**Written problem**
Word for word, repeat the entries, minus the pictures.

**Data supplied**
┌────────
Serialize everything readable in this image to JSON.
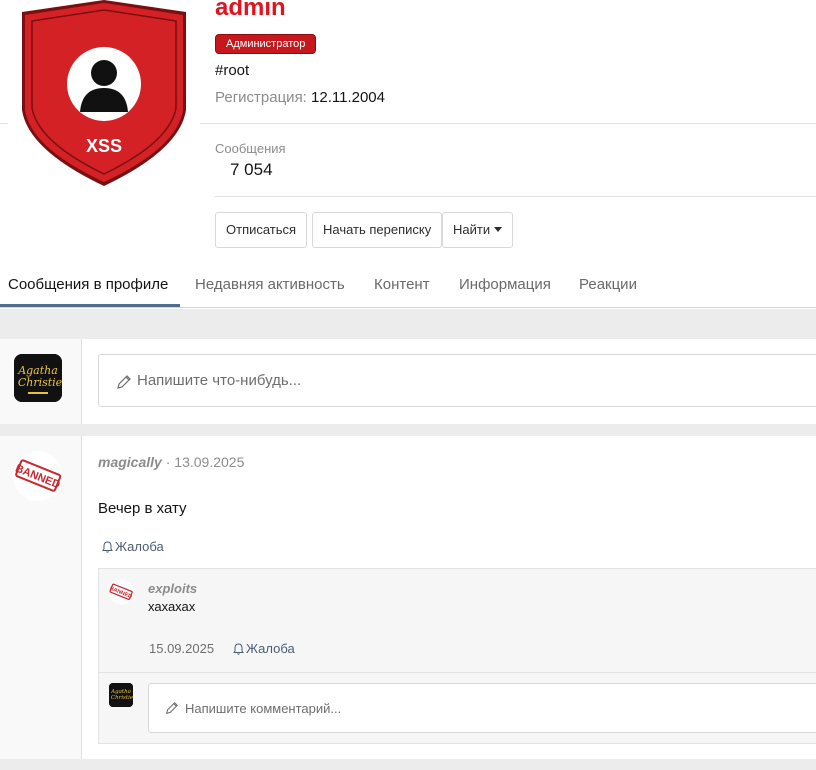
{
  "profile": {
    "username": "admin",
    "role": "Администратор",
    "tagline": "#root",
    "registration_label": "Регистрация:",
    "registration_date": "12.11.2004",
    "avatar_text": "XSS",
    "messages_label": "Сообщения",
    "messages_count": "7 054"
  },
  "actions": {
    "unsubscribe": "Отписаться",
    "start_conversation": "Начать переписку",
    "find": "Найти"
  },
  "tabs": [
    {
      "label": "Сообщения в профиле",
      "active": true
    },
    {
      "label": "Недавняя активность",
      "active": false
    },
    {
      "label": "Контент",
      "active": false
    },
    {
      "label": "Информация",
      "active": false
    },
    {
      "label": "Реакции",
      "active": false
    }
  ],
  "composer": {
    "placeholder": "Напишите что-нибудь..."
  },
  "post": {
    "author": "magically",
    "separator": "·",
    "date": "13.09.2025",
    "body": "Вечер в хату",
    "report_label": "Жалоба",
    "banned_stamp": "BANNED"
  },
  "comment": {
    "author": "exploits",
    "text": "хахахах",
    "date": "15.09.2025",
    "report_label": "Жалоба",
    "banned_stamp": "BANNED",
    "reply_placeholder": "Напишите комментарий..."
  },
  "mini_avatar_text": [
    "Agatha",
    "Christie"
  ],
  "colors": {
    "username": "#e0141e",
    "role_badge": "#c6171d",
    "shield": "#d42126",
    "active_tab_underline": "#4f6f91",
    "banned_stamp": "#c8282e"
  }
}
└────────
**Response for this exercise**
Serialize everything readable in this image to JSON.
{
  "profile": {
    "username": "admin",
    "role": "Администратор",
    "tagline": "#root",
    "registration_label": "Регистрация:",
    "registration_date": "12.11.2004",
    "avatar_text": "XSS",
    "messages_label": "Сообщения",
    "messages_count": "7 054"
  },
  "actions": {
    "unsubscribe": "Отписаться",
    "start_conversation": "Начать переписку",
    "find": "Найти"
  },
  "tabs": [
    {
      "label": "Сообщения в профиле",
      "active": true
    },
    {
      "label": "Недавняя активность",
      "active": false
    },
    {
      "label": "Контент",
      "active": false
    },
    {
      "label": "Информация",
      "active": false
    },
    {
      "label": "Реакции",
      "active": false
    }
  ],
  "composer": {
    "placeholder": "Напишите что-нибудь..."
  },
  "post": {
    "author": "magically",
    "separator": "·",
    "date": "13.09.2025",
    "body": "Вечер в хату",
    "report_label": "Жалоба",
    "banned_stamp": "BANNED"
  },
  "comment": {
    "author": "exploits",
    "text": "хахахах",
    "date": "15.09.2025",
    "report_label": "Жалоба",
    "banned_stamp": "BANNED",
    "reply_placeholder": "Напишите комментарий..."
  },
  "mini_avatar_text": [
    "Agatha",
    "Christie"
  ],
  "colors": {
    "username": "#e0141e",
    "role_badge": "#c6171d",
    "shield": "#d42126",
    "active_tab_underline": "#4f6f91",
    "banned_stamp": "#c8282e"
  }
}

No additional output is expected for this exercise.